§ **REQUIREMENTS**
Return every record exactly as written.
** BEGIN RECORD EXCERPTS **
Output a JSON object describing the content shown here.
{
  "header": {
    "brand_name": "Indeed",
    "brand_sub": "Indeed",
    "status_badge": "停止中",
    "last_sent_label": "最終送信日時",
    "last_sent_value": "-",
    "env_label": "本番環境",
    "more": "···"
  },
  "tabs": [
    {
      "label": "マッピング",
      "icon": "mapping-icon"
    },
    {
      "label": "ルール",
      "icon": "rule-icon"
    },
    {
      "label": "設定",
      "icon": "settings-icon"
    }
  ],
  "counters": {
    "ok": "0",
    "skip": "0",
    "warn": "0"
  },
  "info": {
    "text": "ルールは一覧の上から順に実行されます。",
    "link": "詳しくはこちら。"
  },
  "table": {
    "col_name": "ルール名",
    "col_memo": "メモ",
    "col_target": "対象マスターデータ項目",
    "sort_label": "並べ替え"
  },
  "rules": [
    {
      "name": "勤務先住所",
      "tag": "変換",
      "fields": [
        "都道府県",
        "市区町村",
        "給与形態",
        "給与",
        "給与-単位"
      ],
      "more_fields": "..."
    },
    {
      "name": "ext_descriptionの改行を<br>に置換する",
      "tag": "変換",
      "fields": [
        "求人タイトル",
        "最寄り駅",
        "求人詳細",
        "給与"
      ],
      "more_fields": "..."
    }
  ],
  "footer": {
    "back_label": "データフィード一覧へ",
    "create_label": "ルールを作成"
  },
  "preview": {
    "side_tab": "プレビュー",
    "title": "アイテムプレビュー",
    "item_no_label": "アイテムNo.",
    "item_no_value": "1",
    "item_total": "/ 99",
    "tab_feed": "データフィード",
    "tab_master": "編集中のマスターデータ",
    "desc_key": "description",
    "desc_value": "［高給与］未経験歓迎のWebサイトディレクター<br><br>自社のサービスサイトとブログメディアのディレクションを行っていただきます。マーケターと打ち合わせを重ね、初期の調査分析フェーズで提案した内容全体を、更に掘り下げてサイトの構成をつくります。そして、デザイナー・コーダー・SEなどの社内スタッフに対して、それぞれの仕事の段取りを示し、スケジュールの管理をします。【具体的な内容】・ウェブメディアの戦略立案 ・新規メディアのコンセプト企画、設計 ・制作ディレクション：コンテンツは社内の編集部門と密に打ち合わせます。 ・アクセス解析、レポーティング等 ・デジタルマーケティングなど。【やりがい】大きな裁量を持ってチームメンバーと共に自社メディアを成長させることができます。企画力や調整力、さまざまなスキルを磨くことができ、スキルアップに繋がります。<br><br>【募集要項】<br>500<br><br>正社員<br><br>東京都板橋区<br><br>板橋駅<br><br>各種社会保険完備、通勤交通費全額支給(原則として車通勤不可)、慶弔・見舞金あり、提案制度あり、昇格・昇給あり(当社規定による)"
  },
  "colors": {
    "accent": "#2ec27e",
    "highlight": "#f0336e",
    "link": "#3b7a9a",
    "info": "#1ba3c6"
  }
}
** END RECORD EXCERPTS **
§ **CORRECT RESPONSE**
Output a JSON object describing the content shown here.
{
  "header": {
    "brand_name": "Indeed",
    "brand_sub": "Indeed",
    "status_badge": "停止中",
    "last_sent_label": "最終送信日時",
    "last_sent_value": "-",
    "env_label": "本番環境",
    "more": "···"
  },
  "tabs": [
    {
      "label": "マッピング",
      "icon": "mapping-icon"
    },
    {
      "label": "ルール",
      "icon": "rule-icon"
    },
    {
      "label": "設定",
      "icon": "settings-icon"
    }
  ],
  "counters": {
    "ok": "0",
    "skip": "0",
    "warn": "0"
  },
  "info": {
    "text": "ルールは一覧の上から順に実行されます。",
    "link": "詳しくはこちら。"
  },
  "table": {
    "col_name": "ルール名",
    "col_memo": "メモ",
    "col_target": "対象マスターデータ項目",
    "sort_label": "並べ替え"
  },
  "rules": [
    {
      "name": "勤務先住所",
      "tag": "変換",
      "fields": [
        "都道府県",
        "市区町村",
        "給与形態",
        "給与",
        "給与-単位"
      ],
      "more_fields": "..."
    },
    {
      "name": "ext_descriptionの改行を<br>に置換する",
      "tag": "変換",
      "fields": [
        "求人タイトル",
        "最寄り駅",
        "求人詳細",
        "給与"
      ],
      "more_fields": "..."
    }
  ],
  "footer": {
    "back_label": "データフィード一覧へ",
    "create_label": "ルールを作成"
  },
  "preview": {
    "side_tab": "プレビュー",
    "title": "アイテムプレビュー",
    "item_no_label": "アイテムNo.",
    "item_no_value": "1",
    "item_total": "/ 99",
    "tab_feed": "データフィード",
    "tab_master": "編集中のマスターデータ",
    "desc_key": "description",
    "desc_value": "［高給与］未経験歓迎のWebサイトディレクター<br><br>自社のサービスサイトとブログメディアのディレクションを行っていただきます。マーケターと打ち合わせを重ね、初期の調査分析フェーズで提案した内容全体を、更に掘り下げてサイトの構成をつくります。そして、デザイナー・コーダー・SEなどの社内スタッフに対して、それぞれの仕事の段取りを示し、スケジュールの管理をします。【具体的な内容】・ウェブメディアの戦略立案 ・新規メディアのコンセプト企画、設計 ・制作ディレクション：コンテンツは社内の編集部門と密に打ち合わせます。 ・アクセス解析、レポーティング等 ・デジタルマーケティングなど。【やりがい】大きな裁量を持ってチームメンバーと共に自社メディアを成長させることができます。企画力や調整力、さまざまなスキルを磨くことができ、スキルアップに繋がります。<br><br>【募集要項】<br>500<br><br>正社員<br><br>東京都板橋区<br><br>板橋駅<br><br>各種社会保険完備、通勤交通費全額支給(原則として車通勤不可)、慶弔・見舞金あり、提案制度あり、昇格・昇給あり(当社規定による)"
  },
  "colors": {
    "accent": "#2ec27e",
    "highlight": "#f0336e",
    "link": "#3b7a9a",
    "info": "#1ba3c6"
  }
}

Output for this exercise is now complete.